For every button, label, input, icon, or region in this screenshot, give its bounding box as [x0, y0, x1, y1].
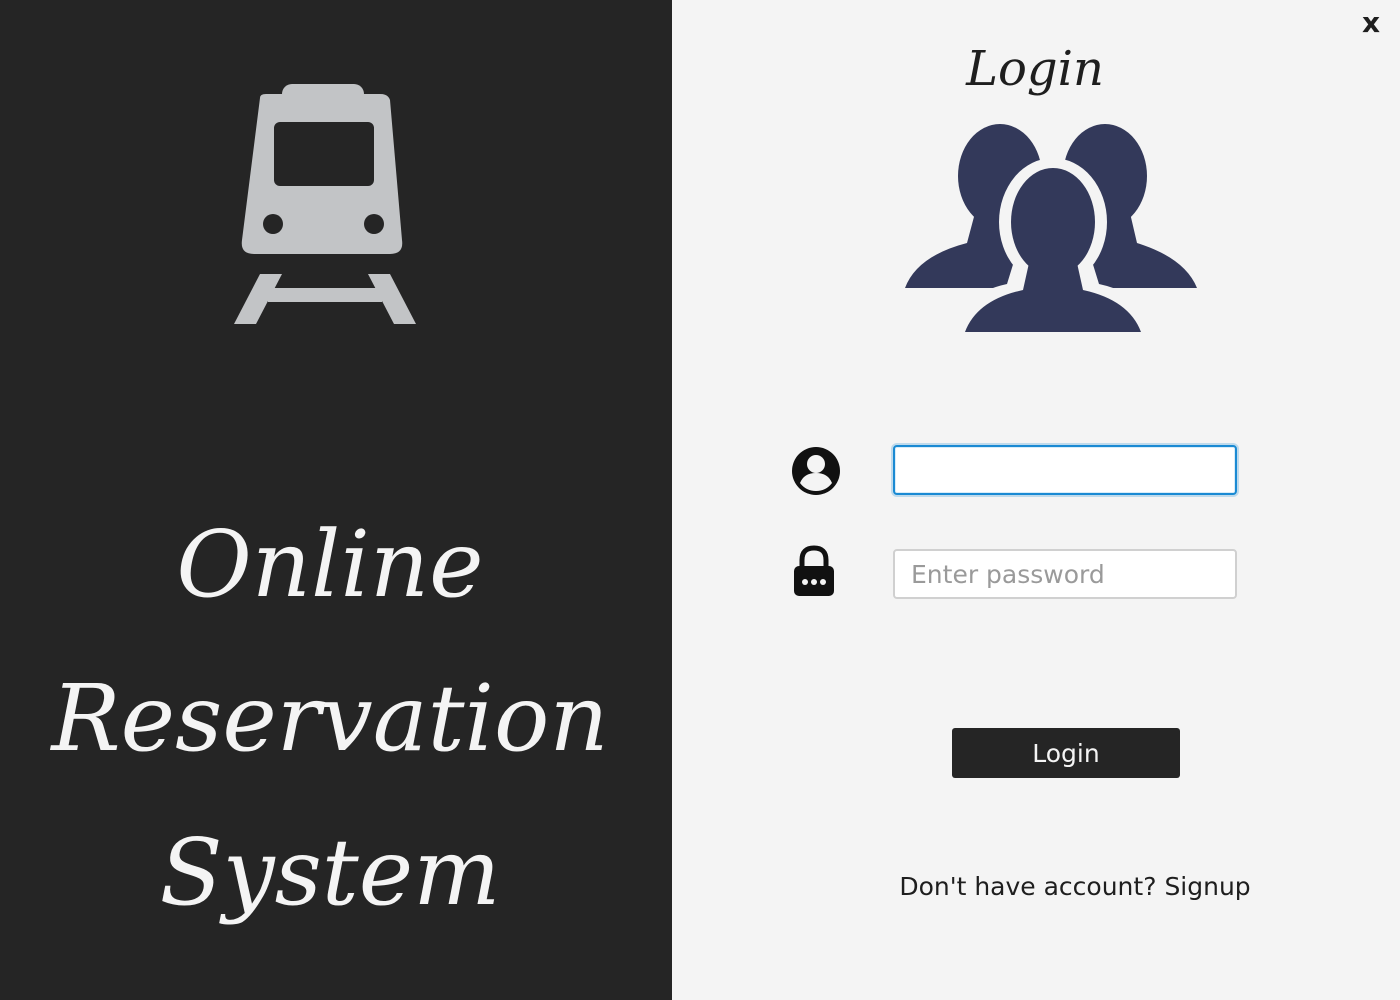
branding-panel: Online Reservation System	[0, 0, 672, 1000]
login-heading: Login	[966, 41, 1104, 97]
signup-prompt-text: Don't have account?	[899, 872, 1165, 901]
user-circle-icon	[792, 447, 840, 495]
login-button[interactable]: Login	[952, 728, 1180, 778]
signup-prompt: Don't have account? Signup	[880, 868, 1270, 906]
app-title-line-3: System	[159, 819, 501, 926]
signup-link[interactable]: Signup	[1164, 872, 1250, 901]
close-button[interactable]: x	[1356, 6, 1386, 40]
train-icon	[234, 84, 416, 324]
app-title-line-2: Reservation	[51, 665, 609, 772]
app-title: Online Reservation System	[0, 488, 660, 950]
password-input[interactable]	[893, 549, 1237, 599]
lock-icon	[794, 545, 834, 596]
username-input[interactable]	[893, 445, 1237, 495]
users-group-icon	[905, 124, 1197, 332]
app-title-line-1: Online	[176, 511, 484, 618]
──────────────────────────────
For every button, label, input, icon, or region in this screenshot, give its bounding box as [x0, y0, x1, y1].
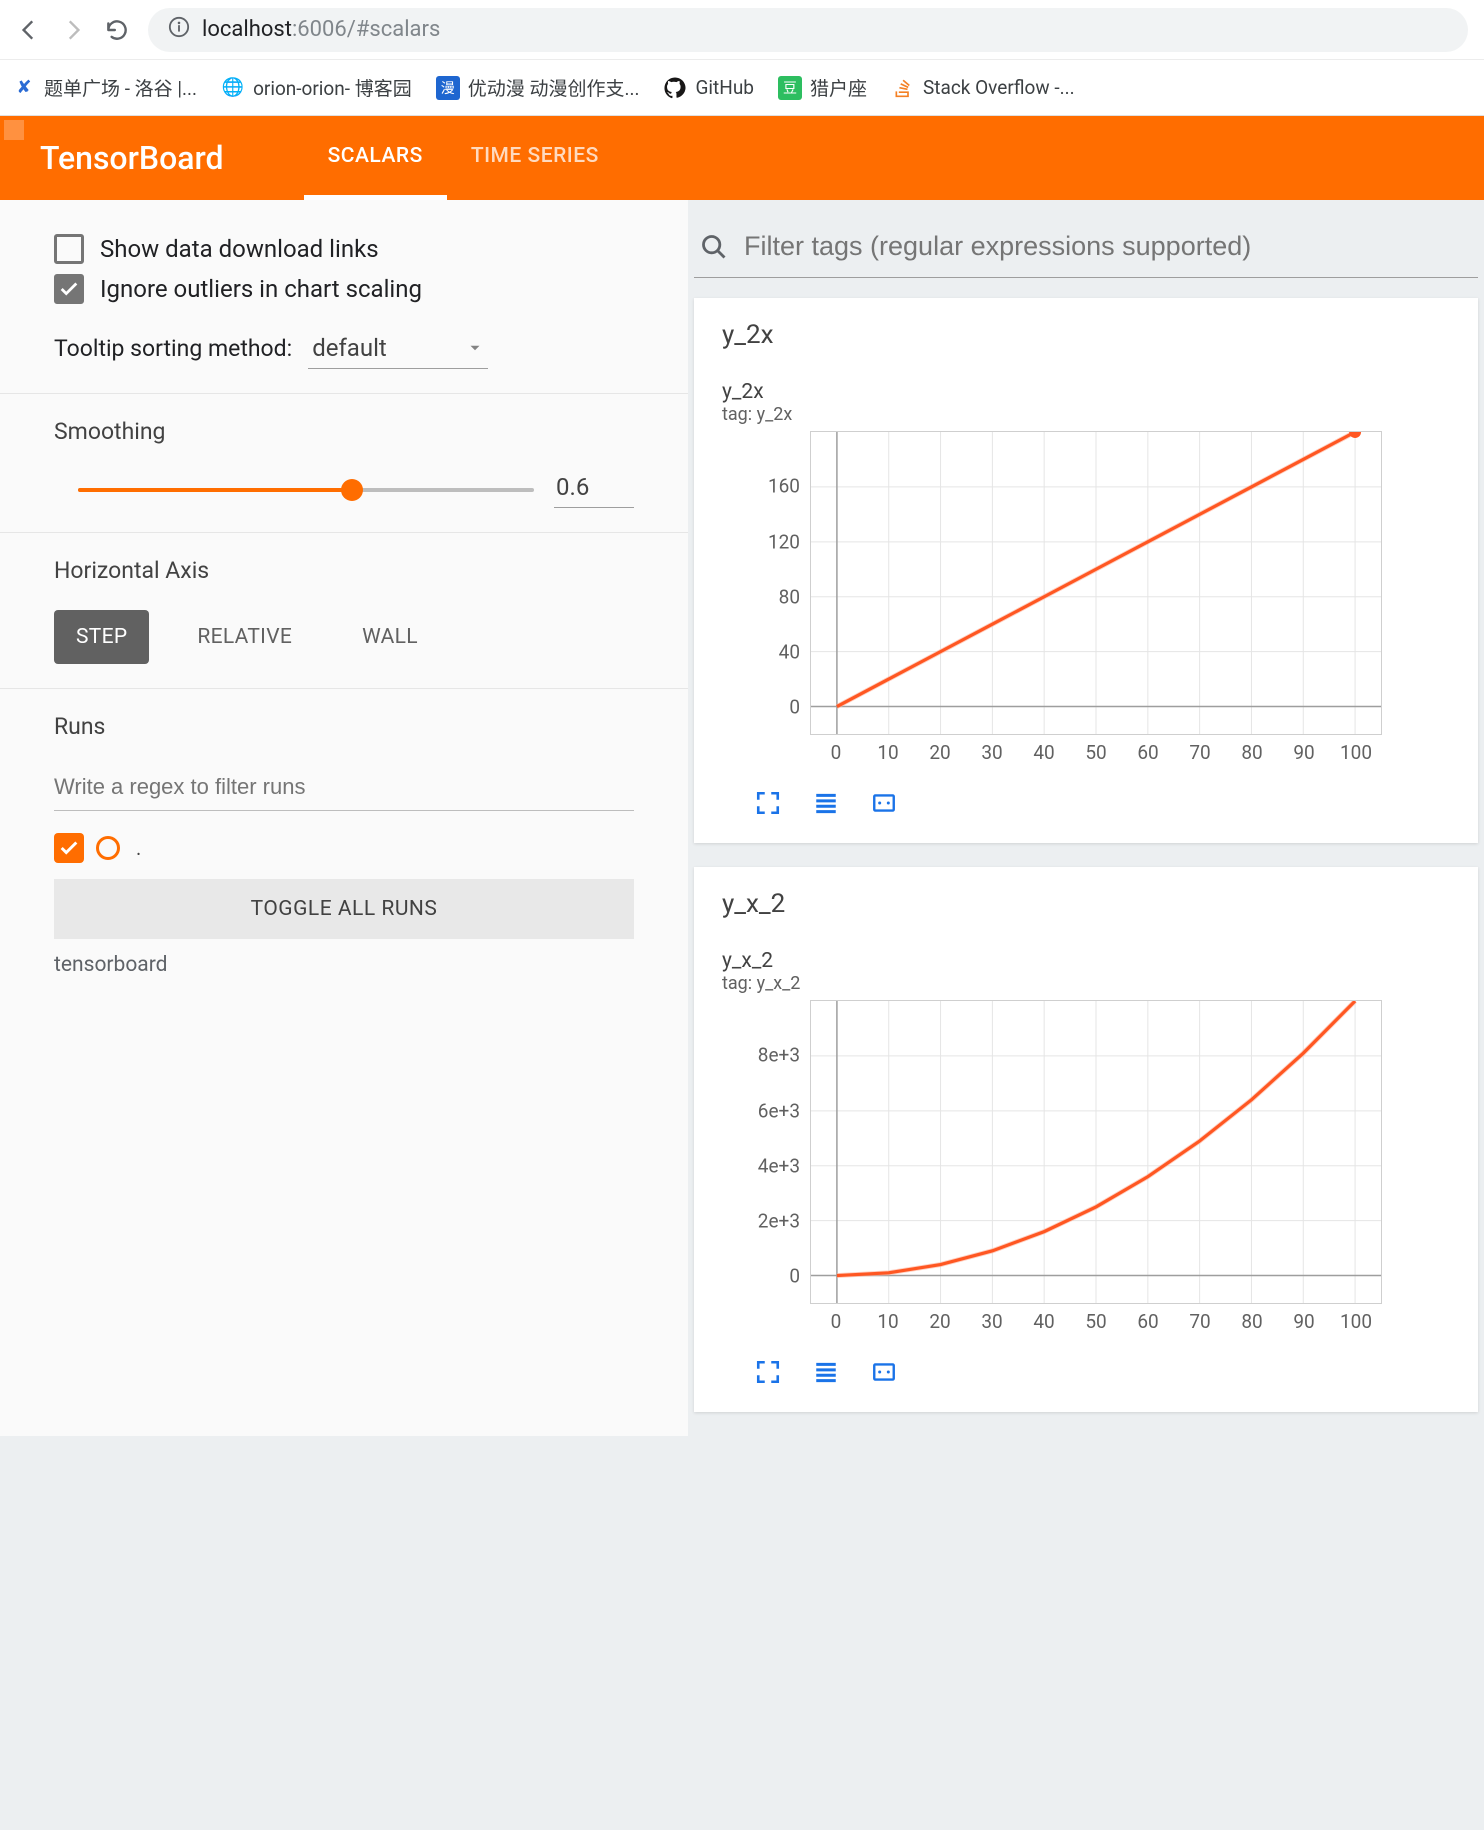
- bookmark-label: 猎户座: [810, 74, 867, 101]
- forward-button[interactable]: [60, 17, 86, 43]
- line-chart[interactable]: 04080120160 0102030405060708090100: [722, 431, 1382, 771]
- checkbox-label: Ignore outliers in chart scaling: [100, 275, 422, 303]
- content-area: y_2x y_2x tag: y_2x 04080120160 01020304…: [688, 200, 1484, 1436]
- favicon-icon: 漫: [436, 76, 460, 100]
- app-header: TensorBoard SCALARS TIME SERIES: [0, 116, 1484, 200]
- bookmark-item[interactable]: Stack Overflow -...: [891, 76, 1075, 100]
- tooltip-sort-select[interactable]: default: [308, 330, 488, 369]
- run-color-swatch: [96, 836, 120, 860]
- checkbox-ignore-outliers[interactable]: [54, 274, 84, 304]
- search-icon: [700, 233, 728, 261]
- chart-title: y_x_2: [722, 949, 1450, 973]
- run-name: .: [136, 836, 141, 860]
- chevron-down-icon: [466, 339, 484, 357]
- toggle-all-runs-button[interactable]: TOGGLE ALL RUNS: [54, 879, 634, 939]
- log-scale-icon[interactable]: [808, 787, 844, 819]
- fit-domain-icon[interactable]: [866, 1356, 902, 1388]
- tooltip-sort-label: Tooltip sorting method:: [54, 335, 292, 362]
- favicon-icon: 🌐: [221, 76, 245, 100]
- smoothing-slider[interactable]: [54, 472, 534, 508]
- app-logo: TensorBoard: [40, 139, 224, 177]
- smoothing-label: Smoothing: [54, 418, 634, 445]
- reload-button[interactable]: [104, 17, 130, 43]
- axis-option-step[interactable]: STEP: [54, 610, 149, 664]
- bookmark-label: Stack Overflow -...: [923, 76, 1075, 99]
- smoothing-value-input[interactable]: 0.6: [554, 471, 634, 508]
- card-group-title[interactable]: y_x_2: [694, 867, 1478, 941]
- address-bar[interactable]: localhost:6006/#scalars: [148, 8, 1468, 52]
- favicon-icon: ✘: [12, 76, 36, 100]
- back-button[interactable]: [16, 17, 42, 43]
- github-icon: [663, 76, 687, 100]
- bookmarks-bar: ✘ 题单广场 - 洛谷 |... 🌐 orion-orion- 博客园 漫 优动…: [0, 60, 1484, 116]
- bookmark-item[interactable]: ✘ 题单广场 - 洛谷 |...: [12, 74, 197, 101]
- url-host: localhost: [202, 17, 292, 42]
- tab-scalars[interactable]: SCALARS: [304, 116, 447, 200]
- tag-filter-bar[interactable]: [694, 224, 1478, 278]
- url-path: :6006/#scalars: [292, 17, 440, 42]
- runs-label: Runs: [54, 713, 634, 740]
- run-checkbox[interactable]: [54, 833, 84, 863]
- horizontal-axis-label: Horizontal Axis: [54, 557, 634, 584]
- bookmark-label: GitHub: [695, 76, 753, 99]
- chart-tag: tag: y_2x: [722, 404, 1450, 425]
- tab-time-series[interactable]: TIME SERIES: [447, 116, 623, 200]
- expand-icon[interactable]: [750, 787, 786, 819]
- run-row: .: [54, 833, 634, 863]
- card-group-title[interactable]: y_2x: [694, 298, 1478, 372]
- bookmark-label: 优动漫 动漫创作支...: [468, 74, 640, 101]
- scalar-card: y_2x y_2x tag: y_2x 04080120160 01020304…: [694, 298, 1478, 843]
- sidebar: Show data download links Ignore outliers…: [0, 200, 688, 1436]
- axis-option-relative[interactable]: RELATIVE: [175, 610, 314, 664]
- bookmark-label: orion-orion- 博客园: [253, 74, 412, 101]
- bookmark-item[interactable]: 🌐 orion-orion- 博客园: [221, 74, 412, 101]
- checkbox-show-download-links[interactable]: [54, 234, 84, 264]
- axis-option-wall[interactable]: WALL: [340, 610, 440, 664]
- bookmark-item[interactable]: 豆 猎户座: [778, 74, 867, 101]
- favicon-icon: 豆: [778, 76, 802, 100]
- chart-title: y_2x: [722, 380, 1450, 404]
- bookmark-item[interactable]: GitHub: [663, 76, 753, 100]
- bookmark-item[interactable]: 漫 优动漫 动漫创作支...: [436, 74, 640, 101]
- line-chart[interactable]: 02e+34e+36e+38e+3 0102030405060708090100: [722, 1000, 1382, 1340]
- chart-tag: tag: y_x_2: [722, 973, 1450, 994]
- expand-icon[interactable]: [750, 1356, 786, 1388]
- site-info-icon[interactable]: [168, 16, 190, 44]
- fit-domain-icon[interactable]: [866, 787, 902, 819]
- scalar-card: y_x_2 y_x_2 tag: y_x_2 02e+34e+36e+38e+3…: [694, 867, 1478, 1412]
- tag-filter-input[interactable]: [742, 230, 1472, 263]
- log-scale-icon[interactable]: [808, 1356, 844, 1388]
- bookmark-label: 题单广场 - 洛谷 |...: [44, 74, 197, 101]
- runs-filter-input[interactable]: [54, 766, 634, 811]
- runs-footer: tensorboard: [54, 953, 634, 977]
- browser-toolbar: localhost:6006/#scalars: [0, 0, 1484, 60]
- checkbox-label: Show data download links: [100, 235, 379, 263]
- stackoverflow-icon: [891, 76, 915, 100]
──────────────────────────────
Written instruction
Print the stretch of the first block of data from the line containing "branding-panel: Online Reservation" through the line containing "728, 1180, 778]", both included, exactly as it appears.

Exercise answer
branding-panel: Online Reservation System	[0, 0, 672, 1000]
login-heading: Login	[966, 41, 1104, 97]
signup-prompt-text: Don't have account?	[899, 872, 1165, 901]
user-circle-icon	[792, 447, 840, 495]
login-button[interactable]: Login	[952, 728, 1180, 778]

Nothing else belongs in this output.